Reproduce each line of the material exactly, minus any picture.

Stored data
## START

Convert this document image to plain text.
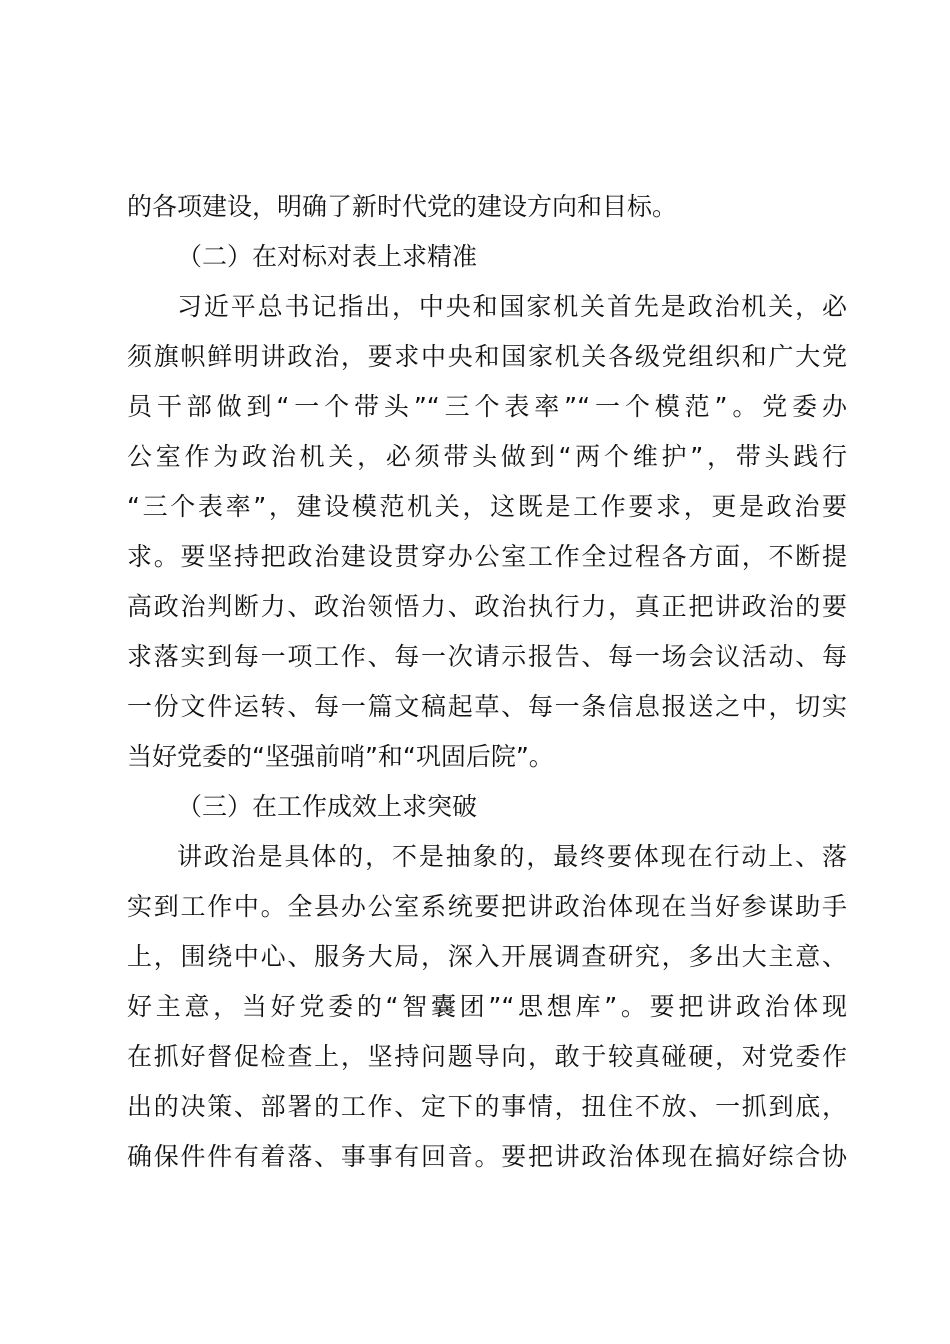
的各项建设，明确了新时代党的建设方向和目标。
（二）在对标对表上求精准
习近平总书记指出，中央和国家机关首先是政治机关，必
须旗帜鲜明讲政治，要求中央和国家机关各级党组织和广大党
员干部做到“一个带头”“三个表率”“一个模范”。党委办
公室作为政治机关，必须带头做到“两个维护”，带头践行
“三个表率”，建设模范机关，这既是工作要求，更是政治要
求。要坚持把政治建设贯穿办公室工作全过程各方面，不断提
高政治判断力、政治领悟力、政治执行力，真正把讲政治的要
求落实到每一项工作、每一次请示报告、每一场会议活动、每
一份文件运转、每一篇文稿起草、每一条信息报送之中，切实
当好党委的“坚强前哨”和“巩固后院”。
（三）在工作成效上求突破
讲政治是具体的，不是抽象的，最终要体现在行动上、落
实到工作中。全县办公室系统要把讲政治体现在当好参谋助手
上，围绕中心、服务大局，深入开展调查研究，多出大主意、
好主意，当好党委的“智囊团”“思想库”。要把讲政治体现
在抓好督促检查上，坚持问题导向，敢于较真碰硬，对党委作
出的决策、部署的工作、定下的事情，扭住不放、一抓到底，
确保件件有着落、事事有回音。要把讲政治体现在搞好综合协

## END

Result
Convert this document image to plain text.
的各项建设，明确了新时代党的建设方向和目标。
（二）在对标对表上求精准
习近平总书记指出，中央和国家机关首先是政治机关，必
须旗帜鲜明讲政治，要求中央和国家机关各级党组织和广大党
员干部做到“一个带头”“三个表率”“一个模范”。党委办
公室作为政治机关，必须带头做到“两个维护”，带头践行
“三个表率”，建设模范机关，这既是工作要求，更是政治要
求。要坚持把政治建设贯穿办公室工作全过程各方面，不断提
高政治判断力、政治领悟力、政治执行力，真正把讲政治的要
求落实到每一项工作、每一次请示报告、每一场会议活动、每
一份文件运转、每一篇文稿起草、每一条信息报送之中，切实
当好党委的“坚强前哨”和“巩固后院”。
（三）在工作成效上求突破
讲政治是具体的，不是抽象的，最终要体现在行动上、落
实到工作中。全县办公室系统要把讲政治体现在当好参谋助手
上，围绕中心、服务大局，深入开展调查研究，多出大主意、
好主意，当好党委的“智囊团”“思想库”。要把讲政治体现
在抓好督促检查上，坚持问题导向，敢于较真碰硬，对党委作
出的决策、部署的工作、定下的事情，扭住不放、一抓到底，
确保件件有着落、事事有回音。要把讲政治体现在搞好综合协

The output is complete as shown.